+++ STORED DATA +++
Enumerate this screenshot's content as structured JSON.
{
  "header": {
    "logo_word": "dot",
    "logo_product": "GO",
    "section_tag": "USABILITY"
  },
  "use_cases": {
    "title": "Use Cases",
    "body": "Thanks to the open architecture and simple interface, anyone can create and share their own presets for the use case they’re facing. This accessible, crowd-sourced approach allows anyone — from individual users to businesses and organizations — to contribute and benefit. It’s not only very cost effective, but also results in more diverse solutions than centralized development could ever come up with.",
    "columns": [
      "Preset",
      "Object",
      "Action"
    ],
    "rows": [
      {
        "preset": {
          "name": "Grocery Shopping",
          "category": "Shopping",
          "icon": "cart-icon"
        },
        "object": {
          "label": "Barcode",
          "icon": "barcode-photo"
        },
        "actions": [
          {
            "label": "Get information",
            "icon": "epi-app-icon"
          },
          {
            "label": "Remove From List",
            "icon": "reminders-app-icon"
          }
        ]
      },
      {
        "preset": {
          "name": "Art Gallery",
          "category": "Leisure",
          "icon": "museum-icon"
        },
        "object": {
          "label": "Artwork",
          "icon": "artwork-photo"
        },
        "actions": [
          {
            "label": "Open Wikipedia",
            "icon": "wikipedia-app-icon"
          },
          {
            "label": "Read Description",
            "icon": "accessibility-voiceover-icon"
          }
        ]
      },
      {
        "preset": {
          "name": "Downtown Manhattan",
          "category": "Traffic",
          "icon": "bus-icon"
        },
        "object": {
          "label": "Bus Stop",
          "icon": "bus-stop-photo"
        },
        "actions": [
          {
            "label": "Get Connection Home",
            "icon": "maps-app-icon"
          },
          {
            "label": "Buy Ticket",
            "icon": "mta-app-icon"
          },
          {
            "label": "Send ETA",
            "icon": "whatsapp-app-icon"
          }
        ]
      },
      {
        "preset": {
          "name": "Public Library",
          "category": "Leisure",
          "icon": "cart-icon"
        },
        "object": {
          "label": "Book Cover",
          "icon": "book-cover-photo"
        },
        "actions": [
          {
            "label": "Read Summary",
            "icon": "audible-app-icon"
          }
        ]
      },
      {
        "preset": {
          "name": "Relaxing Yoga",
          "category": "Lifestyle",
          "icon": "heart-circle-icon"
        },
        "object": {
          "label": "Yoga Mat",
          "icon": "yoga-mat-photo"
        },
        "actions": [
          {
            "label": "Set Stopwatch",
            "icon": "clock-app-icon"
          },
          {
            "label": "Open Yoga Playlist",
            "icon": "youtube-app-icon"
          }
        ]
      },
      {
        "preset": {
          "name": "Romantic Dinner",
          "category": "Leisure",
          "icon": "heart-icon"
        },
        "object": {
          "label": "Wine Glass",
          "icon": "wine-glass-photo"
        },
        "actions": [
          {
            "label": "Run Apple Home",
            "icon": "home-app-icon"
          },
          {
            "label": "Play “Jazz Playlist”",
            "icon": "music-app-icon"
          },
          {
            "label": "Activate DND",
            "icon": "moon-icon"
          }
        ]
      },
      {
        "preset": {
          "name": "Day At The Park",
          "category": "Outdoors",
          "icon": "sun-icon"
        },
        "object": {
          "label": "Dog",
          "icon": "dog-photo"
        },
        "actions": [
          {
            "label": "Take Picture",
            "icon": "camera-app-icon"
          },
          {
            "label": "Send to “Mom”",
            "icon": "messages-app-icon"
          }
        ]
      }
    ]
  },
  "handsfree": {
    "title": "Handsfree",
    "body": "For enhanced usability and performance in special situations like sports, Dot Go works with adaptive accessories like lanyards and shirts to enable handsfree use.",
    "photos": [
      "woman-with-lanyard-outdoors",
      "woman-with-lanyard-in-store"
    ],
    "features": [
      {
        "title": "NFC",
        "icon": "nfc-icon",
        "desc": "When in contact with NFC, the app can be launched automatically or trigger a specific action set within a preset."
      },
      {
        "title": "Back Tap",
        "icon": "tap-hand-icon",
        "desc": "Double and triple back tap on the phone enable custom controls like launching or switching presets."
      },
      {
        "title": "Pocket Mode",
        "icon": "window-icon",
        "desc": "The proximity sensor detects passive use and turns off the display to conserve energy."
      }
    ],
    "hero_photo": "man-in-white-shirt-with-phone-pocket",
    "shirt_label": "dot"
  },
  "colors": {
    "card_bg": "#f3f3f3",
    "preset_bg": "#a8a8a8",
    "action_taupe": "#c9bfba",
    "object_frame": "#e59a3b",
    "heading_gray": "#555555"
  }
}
+++
Extract every entry above as it appears.

**ANSWER TO THE PROBLEM**
Enumerate this screenshot's content as structured JSON.
{
  "header": {
    "logo_word": "dot",
    "logo_product": "GO",
    "section_tag": "USABILITY"
  },
  "use_cases": {
    "title": "Use Cases",
    "body": "Thanks to the open architecture and simple interface, anyone can create and share their own presets for the use case they’re facing. This accessible, crowd-sourced approach allows anyone — from individual users to businesses and organizations — to contribute and benefit. It’s not only very cost effective, but also results in more diverse solutions than centralized development could ever come up with.",
    "columns": [
      "Preset",
      "Object",
      "Action"
    ],
    "rows": [
      {
        "preset": {
          "name": "Grocery Shopping",
          "category": "Shopping",
          "icon": "cart-icon"
        },
        "object": {
          "label": "Barcode",
          "icon": "barcode-photo"
        },
        "actions": [
          {
            "label": "Get information",
            "icon": "epi-app-icon"
          },
          {
            "label": "Remove From List",
            "icon": "reminders-app-icon"
          }
        ]
      },
      {
        "preset": {
          "name": "Art Gallery",
          "category": "Leisure",
          "icon": "museum-icon"
        },
        "object": {
          "label": "Artwork",
          "icon": "artwork-photo"
        },
        "actions": [
          {
            "label": "Open Wikipedia",
            "icon": "wikipedia-app-icon"
          },
          {
            "label": "Read Description",
            "icon": "accessibility-voiceover-icon"
          }
        ]
      },
      {
        "preset": {
          "name": "Downtown Manhattan",
          "category": "Traffic",
          "icon": "bus-icon"
        },
        "object": {
          "label": "Bus Stop",
          "icon": "bus-stop-photo"
        },
        "actions": [
          {
            "label": "Get Connection Home",
            "icon": "maps-app-icon"
          },
          {
            "label": "Buy Ticket",
            "icon": "mta-app-icon"
          },
          {
            "label": "Send ETA",
            "icon": "whatsapp-app-icon"
          }
        ]
      },
      {
        "preset": {
          "name": "Public Library",
          "category": "Leisure",
          "icon": "cart-icon"
        },
        "object": {
          "label": "Book Cover",
          "icon": "book-cover-photo"
        },
        "actions": [
          {
            "label": "Read Summary",
            "icon": "audible-app-icon"
          }
        ]
      },
      {
        "preset": {
          "name": "Relaxing Yoga",
          "category": "Lifestyle",
          "icon": "heart-circle-icon"
        },
        "object": {
          "label": "Yoga Mat",
          "icon": "yoga-mat-photo"
        },
        "actions": [
          {
            "label": "Set Stopwatch",
            "icon": "clock-app-icon"
          },
          {
            "label": "Open Yoga Playlist",
            "icon": "youtube-app-icon"
          }
        ]
      },
      {
        "preset": {
          "name": "Romantic Dinner",
          "category": "Leisure",
          "icon": "heart-icon"
        },
        "object": {
          "label": "Wine Glass",
          "icon": "wine-glass-photo"
        },
        "actions": [
          {
            "label": "Run Apple Home",
            "icon": "home-app-icon"
          },
          {
            "label": "Play “Jazz Playlist”",
            "icon": "music-app-icon"
          },
          {
            "label": "Activate DND",
            "icon": "moon-icon"
          }
        ]
      },
      {
        "preset": {
          "name": "Day At The Park",
          "category": "Outdoors",
          "icon": "sun-icon"
        },
        "object": {
          "label": "Dog",
          "icon": "dog-photo"
        },
        "actions": [
          {
            "label": "Take Picture",
            "icon": "camera-app-icon"
          },
          {
            "label": "Send to “Mom”",
            "icon": "messages-app-icon"
          }
        ]
      }
    ]
  },
  "handsfree": {
    "title": "Handsfree",
    "body": "For enhanced usability and performance in special situations like sports, Dot Go works with adaptive accessories like lanyards and shirts to enable handsfree use.",
    "photos": [
      "woman-with-lanyard-outdoors",
      "woman-with-lanyard-in-store"
    ],
    "features": [
      {
        "title": "NFC",
        "icon": "nfc-icon",
        "desc": "When in contact with NFC, the app can be launched automatically or trigger a specific action set within a preset."
      },
      {
        "title": "Back Tap",
        "icon": "tap-hand-icon",
        "desc": "Double and triple back tap on the phone enable custom controls like launching or switching presets."
      },
      {
        "title": "Pocket Mode",
        "icon": "window-icon",
        "desc": "The proximity sensor detects passive use and turns off the display to conserve energy."
      }
    ],
    "hero_photo": "man-in-white-shirt-with-phone-pocket",
    "shirt_label": "dot"
  },
  "colors": {
    "card_bg": "#f3f3f3",
    "preset_bg": "#a8a8a8",
    "action_taupe": "#c9bfba",
    "object_frame": "#e59a3b",
    "heading_gray": "#555555"
  }
}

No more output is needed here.